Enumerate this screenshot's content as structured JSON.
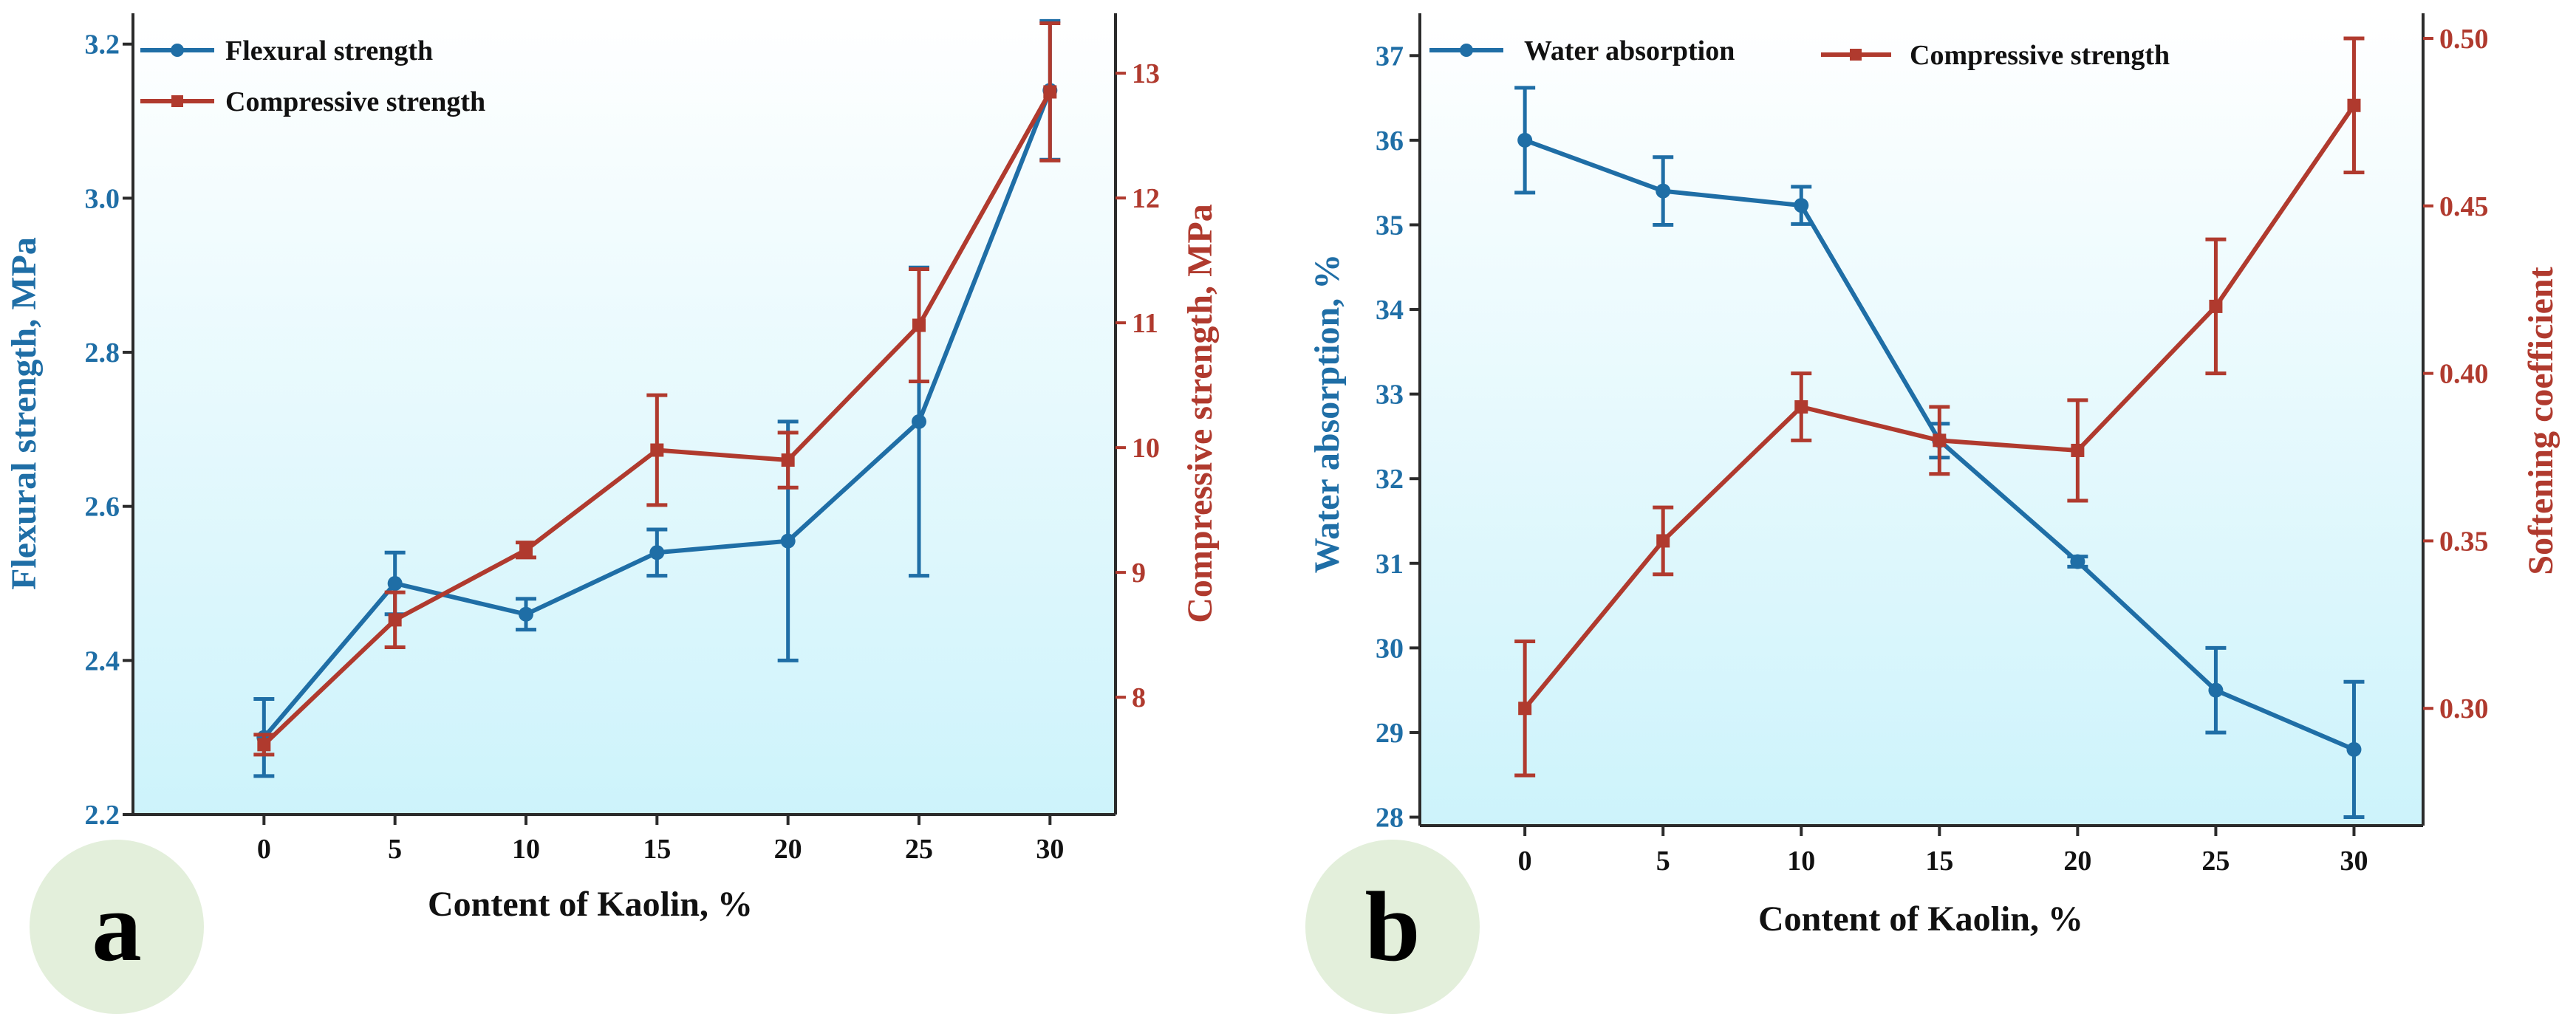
{
  "colors": {
    "blue": "#1f6ea6",
    "red": "#b03a2e",
    "panel_bg_top": "#ffffff",
    "panel_bg_bottom": "#cdf3fb",
    "badge": "#e3efdb",
    "axis": "#2b2b2b"
  },
  "chart_data": [
    {
      "type": "line",
      "panel_label": "a",
      "xlabel": "Content of Kaolin, %",
      "x": [
        0,
        5,
        10,
        15,
        20,
        25,
        30
      ],
      "x_ticks": [
        0,
        5,
        10,
        15,
        20,
        25,
        30
      ],
      "xlim": [
        -5,
        32.5
      ],
      "left_axis": {
        "label": "Flexural strength, MPa",
        "lim": [
          2.2,
          3.24
        ],
        "ticks": [
          2.2,
          2.4,
          2.6,
          2.8,
          3.0,
          3.2
        ],
        "tick_labels": [
          "2.2",
          "2.4",
          "2.6",
          "2.8",
          "3.0",
          "3.2"
        ]
      },
      "right_axis": {
        "label": "Compressive strength, MPa",
        "lim": [
          7.06,
          13.48
        ],
        "ticks": [
          8,
          9,
          10,
          11,
          12,
          13
        ],
        "tick_labels": [
          "8",
          "9",
          "10",
          "11",
          "12",
          "13"
        ]
      },
      "series": [
        {
          "name": "Flexural strength",
          "axis": "left",
          "marker": "circle",
          "color": "#1f6ea6",
          "values": [
            2.3,
            2.5,
            2.46,
            2.54,
            2.555,
            2.71,
            3.14
          ],
          "errors": [
            0.05,
            0.04,
            0.02,
            0.03,
            0.155,
            0.2,
            0.09
          ]
        },
        {
          "name": "Compressive strength",
          "axis": "right",
          "marker": "square",
          "color": "#b03a2e",
          "values": [
            7.62,
            8.62,
            9.18,
            9.98,
            9.9,
            10.98,
            12.85
          ],
          "errors": [
            0.08,
            0.22,
            0.06,
            0.44,
            0.22,
            0.45,
            0.55
          ]
        }
      ],
      "legend": [
        "Flexural strength",
        "Compressive strength"
      ]
    },
    {
      "type": "line",
      "panel_label": "b",
      "xlabel": "Content of Kaolin, %",
      "x": [
        0,
        5,
        10,
        15,
        20,
        25,
        30
      ],
      "x_ticks": [
        0,
        5,
        10,
        15,
        20,
        25,
        30
      ],
      "xlim": [
        -3.8,
        32.5
      ],
      "left_axis": {
        "label": "Water absorption, %",
        "lim": [
          27.9,
          37.5
        ],
        "ticks": [
          28,
          29,
          30,
          31,
          32,
          33,
          34,
          35,
          36,
          37
        ],
        "tick_labels": [
          "28",
          "29",
          "30",
          "31",
          "32",
          "33",
          "34",
          "35",
          "36",
          "37"
        ]
      },
      "right_axis": {
        "label": "Softening coefficient",
        "lim": [
          0.265,
          0.5075
        ],
        "ticks": [
          0.3,
          0.35,
          0.4,
          0.45,
          0.5
        ],
        "tick_labels": [
          "0.30",
          "0.35",
          "0.40",
          "0.45",
          "0.50"
        ]
      },
      "series": [
        {
          "name": "Water absorption",
          "axis": "left",
          "marker": "circle",
          "color": "#1f6ea6",
          "values": [
            36.0,
            35.4,
            35.23,
            32.45,
            31.02,
            29.5,
            28.8
          ],
          "errors": [
            0.62,
            0.4,
            0.22,
            0.2,
            0.06,
            0.5,
            0.8
          ]
        },
        {
          "name": "Compressive strength",
          "axis": "right",
          "marker": "square",
          "color": "#b03a2e",
          "values": [
            0.3,
            0.35,
            0.39,
            0.38,
            0.377,
            0.42,
            0.48
          ],
          "errors": [
            0.02,
            0.01,
            0.01,
            0.01,
            0.015,
            0.02,
            0.02
          ]
        }
      ],
      "legend": [
        "Water absorption",
        "Compressive strength"
      ]
    }
  ]
}
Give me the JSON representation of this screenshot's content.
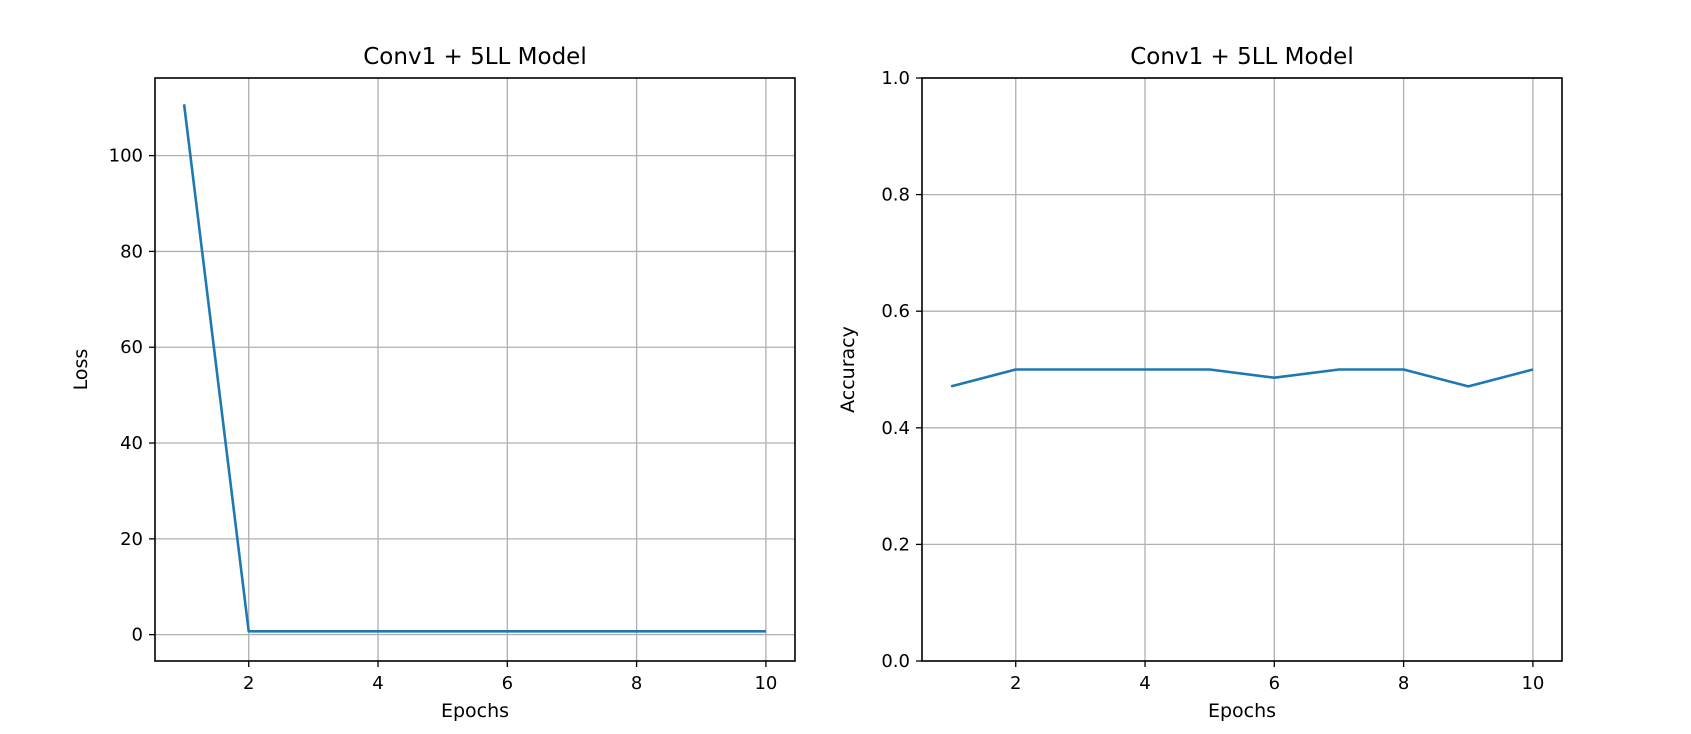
{
  "figure": {
    "line_color": "#1f77b4",
    "grid_color": "#b0b0b0"
  },
  "chart_data": [
    {
      "type": "line",
      "title": "Conv1 + 5LL Model",
      "xlabel": "Epochs",
      "ylabel": "Loss",
      "xlim": [
        0.55,
        10.45
      ],
      "ylim": [
        -5.5,
        116.2
      ],
      "xticks": [
        2,
        4,
        6,
        8,
        10
      ],
      "xtick_labels": [
        "2",
        "4",
        "6",
        "8",
        "10"
      ],
      "yticks": [
        0,
        20,
        40,
        60,
        80,
        100
      ],
      "ytick_labels": [
        "0",
        "20",
        "40",
        "60",
        "80",
        "100"
      ],
      "grid": true,
      "series": [
        {
          "x": [
            1,
            2,
            3,
            4,
            5,
            6,
            7,
            8,
            9,
            10
          ],
          "y": [
            110.7,
            0.7,
            0.7,
            0.7,
            0.7,
            0.7,
            0.7,
            0.7,
            0.7,
            0.7
          ]
        }
      ]
    },
    {
      "type": "line",
      "title": "Conv1 + 5LL Model",
      "xlabel": "Epochs",
      "ylabel": "Accuracy",
      "xlim": [
        0.55,
        10.45
      ],
      "ylim": [
        0.0,
        1.0
      ],
      "xticks": [
        2,
        4,
        6,
        8,
        10
      ],
      "xtick_labels": [
        "2",
        "4",
        "6",
        "8",
        "10"
      ],
      "yticks": [
        0.0,
        0.2,
        0.4,
        0.6,
        0.8,
        1.0
      ],
      "ytick_labels": [
        "0.0",
        "0.2",
        "0.4",
        "0.6",
        "0.8",
        "1.0"
      ],
      "grid": true,
      "series": [
        {
          "x": [
            1,
            2,
            3,
            4,
            5,
            6,
            7,
            8,
            9,
            10
          ],
          "y": [
            0.471,
            0.5,
            0.5,
            0.5,
            0.5,
            0.486,
            0.5,
            0.5,
            0.471,
            0.5
          ]
        }
      ]
    }
  ]
}
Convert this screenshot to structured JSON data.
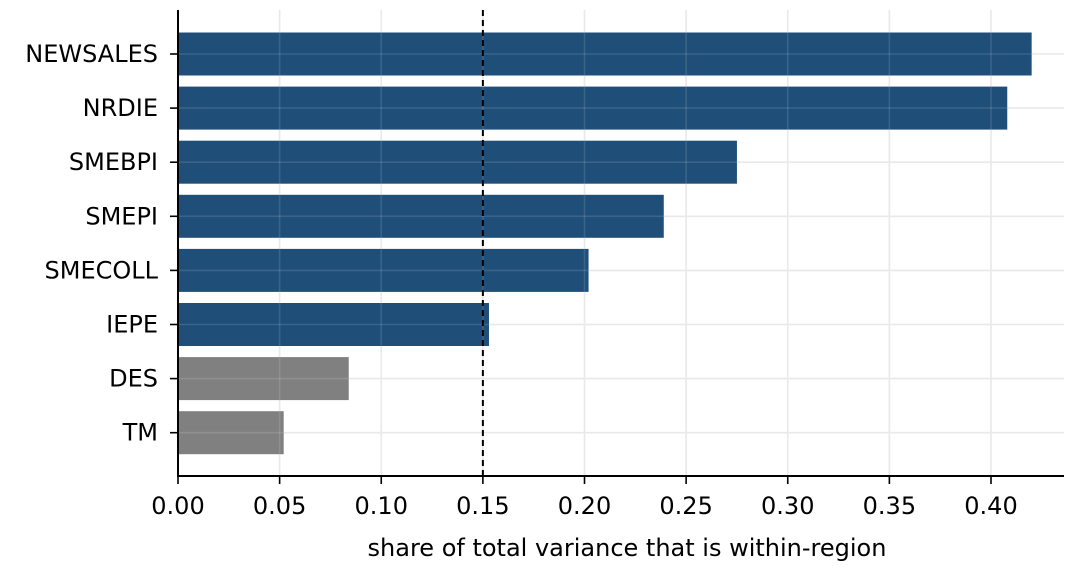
{
  "chart_data": {
    "type": "bar",
    "orientation": "horizontal",
    "title": "",
    "xlabel": "share of total variance that is within-region",
    "ylabel": "",
    "xlim": [
      0.0,
      0.42
    ],
    "grid": true,
    "categories": [
      "NEWSALES",
      "NRDIE",
      "SMEBPI",
      "SMEPI",
      "SMECOLL",
      "IEPE",
      "DES",
      "TM"
    ],
    "values": [
      0.42,
      0.408,
      0.275,
      0.239,
      0.202,
      0.153,
      0.084,
      0.052
    ],
    "bar_colors": [
      "#1f4e79",
      "#1f4e79",
      "#1f4e79",
      "#1f4e79",
      "#1f4e79",
      "#1f4e79",
      "#808080",
      "#808080"
    ],
    "x_ticks": [
      "0.00",
      "0.05",
      "0.10",
      "0.15",
      "0.20",
      "0.25",
      "0.30",
      "0.35",
      "0.40"
    ],
    "reference_line": {
      "x": 0.15,
      "style": "dashed",
      "color": "#000000"
    },
    "colors": {
      "highlight": "#1f4e79",
      "muted": "#808080",
      "grid": "#e6e6e6",
      "axis": "#000000"
    }
  }
}
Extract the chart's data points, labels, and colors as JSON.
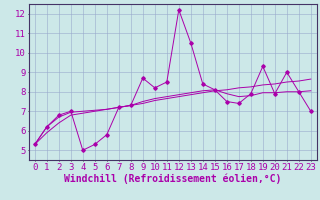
{
  "x_values": [
    0,
    1,
    2,
    3,
    4,
    5,
    6,
    7,
    8,
    9,
    10,
    11,
    12,
    13,
    14,
    15,
    16,
    17,
    18,
    19,
    20,
    21,
    22,
    23
  ],
  "line1_y": [
    5.3,
    6.2,
    6.8,
    7.0,
    5.0,
    5.3,
    5.8,
    7.2,
    7.3,
    8.7,
    8.2,
    8.5,
    12.2,
    10.5,
    8.4,
    8.1,
    7.5,
    7.4,
    7.9,
    9.3,
    7.9,
    9.0,
    8.0,
    7.0
  ],
  "line2_y": [
    5.3,
    6.2,
    6.7,
    6.95,
    7.0,
    7.05,
    7.1,
    7.2,
    7.3,
    7.5,
    7.65,
    7.75,
    7.85,
    7.95,
    8.05,
    8.1,
    7.9,
    7.75,
    7.8,
    7.95,
    7.95,
    8.0,
    8.0,
    8.05
  ],
  "line3_y": [
    5.3,
    5.9,
    6.4,
    6.8,
    6.9,
    7.0,
    7.1,
    7.2,
    7.3,
    7.4,
    7.55,
    7.65,
    7.75,
    7.85,
    7.95,
    8.05,
    8.1,
    8.2,
    8.25,
    8.35,
    8.4,
    8.5,
    8.55,
    8.65
  ],
  "line_color": "#aa00aa",
  "bg_color": "#cce8e8",
  "grid_color": "#99aacc",
  "xlabel": "Windchill (Refroidissement éolien,°C)",
  "xlim": [
    -0.5,
    23.5
  ],
  "ylim": [
    4.5,
    12.5
  ],
  "xticks": [
    0,
    1,
    2,
    3,
    4,
    5,
    6,
    7,
    8,
    9,
    10,
    11,
    12,
    13,
    14,
    15,
    16,
    17,
    18,
    19,
    20,
    21,
    22,
    23
  ],
  "yticks": [
    5,
    6,
    7,
    8,
    9,
    10,
    11,
    12
  ],
  "tick_fontsize": 6.5,
  "xlabel_fontsize": 7.0
}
◇ ◇ ◇
▸ **Exercise instructions**
Show the lines of the data that hold the word "ylabel".

▸ **Result**
      "ylabel": "Loss",
      "ylabel": "Accuracy",
    "ylabel": "",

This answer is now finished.